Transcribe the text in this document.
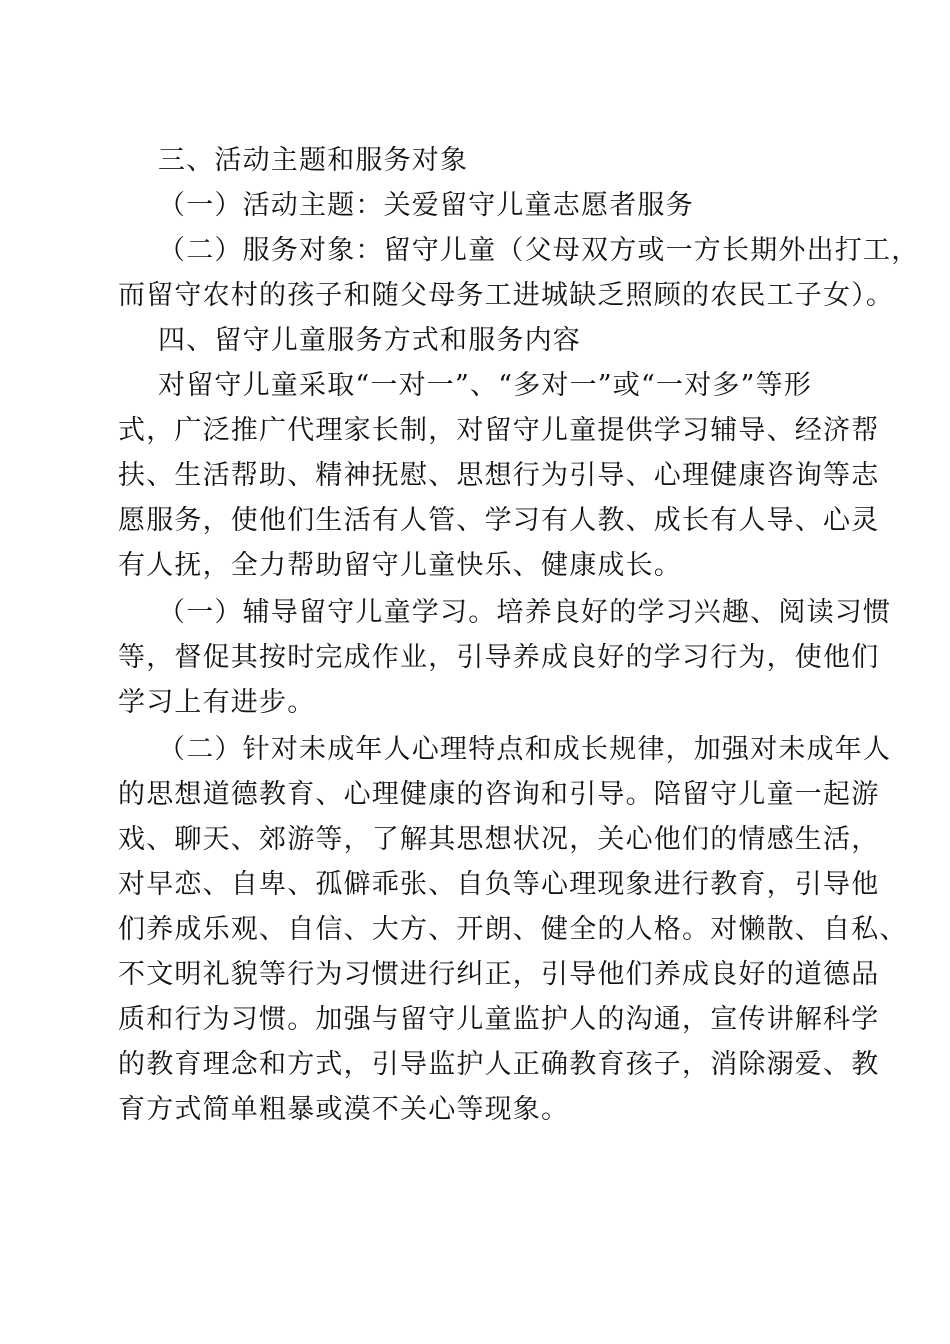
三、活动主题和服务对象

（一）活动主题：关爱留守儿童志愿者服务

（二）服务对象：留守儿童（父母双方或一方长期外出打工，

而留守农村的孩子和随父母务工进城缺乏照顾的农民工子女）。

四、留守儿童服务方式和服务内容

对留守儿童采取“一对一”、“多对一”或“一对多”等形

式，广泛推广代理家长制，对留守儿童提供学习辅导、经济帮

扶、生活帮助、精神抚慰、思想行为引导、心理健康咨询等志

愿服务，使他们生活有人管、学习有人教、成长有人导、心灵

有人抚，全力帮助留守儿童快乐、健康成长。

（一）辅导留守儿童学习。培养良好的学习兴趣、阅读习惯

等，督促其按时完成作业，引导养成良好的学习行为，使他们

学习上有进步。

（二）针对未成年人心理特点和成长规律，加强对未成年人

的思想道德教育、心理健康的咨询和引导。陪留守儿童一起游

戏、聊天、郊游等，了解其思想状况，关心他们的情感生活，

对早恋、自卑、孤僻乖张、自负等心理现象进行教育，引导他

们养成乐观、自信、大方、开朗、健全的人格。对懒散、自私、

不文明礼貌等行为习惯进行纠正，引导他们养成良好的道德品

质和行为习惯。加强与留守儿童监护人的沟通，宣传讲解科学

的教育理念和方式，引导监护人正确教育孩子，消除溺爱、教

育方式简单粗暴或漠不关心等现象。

━━━━━━━━━━━━━━━━━━━━

* Work to complete *
Repeat all the records above exactly, leaving out any pictures.

* Solution to the exercise *
Transcribe the text in this document.
三、活动主题和服务对象

（一）活动主题：关爱留守儿童志愿者服务

（二）服务对象：留守儿童（父母双方或一方长期外出打工，

而留守农村的孩子和随父母务工进城缺乏照顾的农民工子女）。

四、留守儿童服务方式和服务内容

对留守儿童采取“一对一”、“多对一”或“一对多”等形

式，广泛推广代理家长制，对留守儿童提供学习辅导、经济帮

扶、生活帮助、精神抚慰、思想行为引导、心理健康咨询等志

愿服务，使他们生活有人管、学习有人教、成长有人导、心灵

有人抚，全力帮助留守儿童快乐、健康成长。

（一）辅导留守儿童学习。培养良好的学习兴趣、阅读习惯

等，督促其按时完成作业，引导养成良好的学习行为，使他们

学习上有进步。

（二）针对未成年人心理特点和成长规律，加强对未成年人

的思想道德教育、心理健康的咨询和引导。陪留守儿童一起游

戏、聊天、郊游等，了解其思想状况，关心他们的情感生活，

对早恋、自卑、孤僻乖张、自负等心理现象进行教育，引导他

们养成乐观、自信、大方、开朗、健全的人格。对懒散、自私、

不文明礼貌等行为习惯进行纠正，引导他们养成良好的道德品

质和行为习惯。加强与留守儿童监护人的沟通，宣传讲解科学

的教育理念和方式，引导监护人正确教育孩子，消除溺爱、教

育方式简单粗暴或漠不关心等现象。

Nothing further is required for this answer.